> **BRIEF**
The response must contain all of the entries, each one repeated exactly.

Dataset records of document pages:
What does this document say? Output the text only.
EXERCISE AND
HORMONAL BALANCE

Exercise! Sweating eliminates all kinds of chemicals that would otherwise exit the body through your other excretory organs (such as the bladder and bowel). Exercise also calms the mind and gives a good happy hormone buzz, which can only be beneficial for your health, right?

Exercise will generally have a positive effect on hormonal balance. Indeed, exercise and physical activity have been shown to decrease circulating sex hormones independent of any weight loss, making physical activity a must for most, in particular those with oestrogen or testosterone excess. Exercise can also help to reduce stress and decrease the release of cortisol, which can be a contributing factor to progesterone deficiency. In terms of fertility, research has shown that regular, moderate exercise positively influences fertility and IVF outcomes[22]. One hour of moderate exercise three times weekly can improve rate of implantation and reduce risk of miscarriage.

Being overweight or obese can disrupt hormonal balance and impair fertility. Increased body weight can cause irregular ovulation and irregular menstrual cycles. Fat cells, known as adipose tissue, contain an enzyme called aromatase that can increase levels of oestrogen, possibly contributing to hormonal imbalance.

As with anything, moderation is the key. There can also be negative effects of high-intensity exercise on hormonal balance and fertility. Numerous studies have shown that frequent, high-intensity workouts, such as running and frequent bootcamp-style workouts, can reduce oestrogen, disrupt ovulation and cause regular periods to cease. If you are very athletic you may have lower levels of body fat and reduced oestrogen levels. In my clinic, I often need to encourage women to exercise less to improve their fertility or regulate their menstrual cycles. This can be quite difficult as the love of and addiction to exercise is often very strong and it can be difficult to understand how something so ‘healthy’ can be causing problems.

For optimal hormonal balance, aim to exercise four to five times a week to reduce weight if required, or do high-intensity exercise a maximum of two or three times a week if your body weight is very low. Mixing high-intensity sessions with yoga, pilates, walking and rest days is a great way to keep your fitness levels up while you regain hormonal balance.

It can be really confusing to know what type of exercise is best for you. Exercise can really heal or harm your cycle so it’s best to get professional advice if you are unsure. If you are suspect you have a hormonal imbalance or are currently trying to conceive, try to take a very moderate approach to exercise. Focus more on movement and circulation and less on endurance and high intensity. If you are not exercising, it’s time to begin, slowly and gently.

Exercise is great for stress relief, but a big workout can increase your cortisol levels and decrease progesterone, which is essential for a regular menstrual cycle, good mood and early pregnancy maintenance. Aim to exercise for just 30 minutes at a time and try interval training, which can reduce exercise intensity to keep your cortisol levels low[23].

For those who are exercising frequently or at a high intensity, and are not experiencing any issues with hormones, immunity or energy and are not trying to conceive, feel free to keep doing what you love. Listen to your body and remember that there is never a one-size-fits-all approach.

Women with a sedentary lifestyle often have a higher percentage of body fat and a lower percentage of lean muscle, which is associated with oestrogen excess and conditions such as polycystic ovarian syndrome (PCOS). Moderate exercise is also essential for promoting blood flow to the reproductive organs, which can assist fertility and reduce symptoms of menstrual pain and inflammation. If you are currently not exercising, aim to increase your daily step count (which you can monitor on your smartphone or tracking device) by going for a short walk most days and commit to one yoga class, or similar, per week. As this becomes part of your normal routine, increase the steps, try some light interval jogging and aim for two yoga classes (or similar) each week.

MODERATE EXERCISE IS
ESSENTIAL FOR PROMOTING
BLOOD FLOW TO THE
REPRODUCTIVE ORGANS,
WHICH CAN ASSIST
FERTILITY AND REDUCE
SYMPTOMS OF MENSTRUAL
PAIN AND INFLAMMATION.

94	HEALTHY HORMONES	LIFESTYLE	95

> **SOLUTION FOR THIS PROBLEM**
What does this document say? Output the text only.
EXERCISE AND
HORMONAL BALANCE

Exercise! Sweating eliminates all kinds of chemicals that would otherwise exit the body through your other excretory organs (such as the bladder and bowel). Exercise also calms the mind and gives a good happy hormone buzz, which can only be beneficial for your health, right?

Exercise will generally have a positive effect on hormonal balance. Indeed, exercise and physical activity have been shown to decrease circulating sex hormones independent of any weight loss, making physical activity a must for most, in particular those with oestrogen or testosterone excess. Exercise can also help to reduce stress and decrease the release of cortisol, which can be a contributing factor to progesterone deficiency. In terms of fertility, research has shown that regular, moderate exercise positively influences fertility and IVF outcomes[22]. One hour of moderate exercise three times weekly can improve rate of implantation and reduce risk of miscarriage.

Being overweight or obese can disrupt hormonal balance and impair fertility. Increased body weight can cause irregular ovulation and irregular menstrual cycles. Fat cells, known as adipose tissue, contain an enzyme called aromatase that can increase levels of oestrogen, possibly contributing to hormonal imbalance.

As with anything, moderation is the key. There can also be negative effects of high-intensity exercise on hormonal balance and fertility. Numerous studies have shown that frequent, high-intensity workouts, such as running and frequent bootcamp-style workouts, can reduce oestrogen, disrupt ovulation and cause regular periods to cease. If you are very athletic you may have lower levels of body fat and reduced oestrogen levels. In my clinic, I often need to encourage women to exercise less to improve their fertility or regulate their menstrual cycles. This can be quite difficult as the love of and addiction to exercise is often very strong and it can be difficult to understand how something so ‘healthy’ can be causing problems.

For optimal hormonal balance, aim to exercise four to five times a week to reduce weight if required, or do high-intensity exercise a maximum of two or three times a week if your body weight is very low. Mixing high-intensity sessions with yoga, pilates, walking and rest days is a great way to keep your fitness levels up while you regain hormonal balance.

It can be really confusing to know what type of exercise is best for you. Exercise can really heal or harm your cycle so it’s best to get professional advice if you are unsure. If you are suspect you have a hormonal imbalance or are currently trying to conceive, try to take a very moderate approach to exercise. Focus more on movement and circulation and less on endurance and high intensity. If you are not exercising, it’s time to begin, slowly and gently.

Exercise is great for stress relief, but a big workout can increase your cortisol levels and decrease progesterone, which is essential for a regular menstrual cycle, good mood and early pregnancy maintenance. Aim to exercise for just 30 minutes at a time and try interval training, which can reduce exercise intensity to keep your cortisol levels low[23].

For those who are exercising frequently or at a high intensity, and are not experiencing any issues with hormones, immunity or energy and are not trying to conceive, feel free to keep doing what you love. Listen to your body and remember that there is never a one-size-fits-all approach.

Women with a sedentary lifestyle often have a higher percentage of body fat and a lower percentage of lean muscle, which is associated with oestrogen excess and conditions such as polycystic ovarian syndrome (PCOS). Moderate exercise is also essential for promoting blood flow to the reproductive organs, which can assist fertility and reduce symptoms of menstrual pain and inflammation. If you are currently not exercising, aim to increase your daily step count (which you can monitor on your smartphone or tracking device) by going for a short walk most days and commit to one yoga class, or similar, per week. As this becomes part of your normal routine, increase the steps, try some light interval jogging and aim for two yoga classes (or similar) each week.

MODERATE EXERCISE IS
ESSENTIAL FOR PROMOTING
BLOOD FLOW TO THE
REPRODUCTIVE ORGANS,
WHICH CAN ASSIST
FERTILITY AND REDUCE
SYMPTOMS OF MENSTRUAL
PAIN AND INFLAMMATION.

94	HEALTHY HORMONES	LIFESTYLE	95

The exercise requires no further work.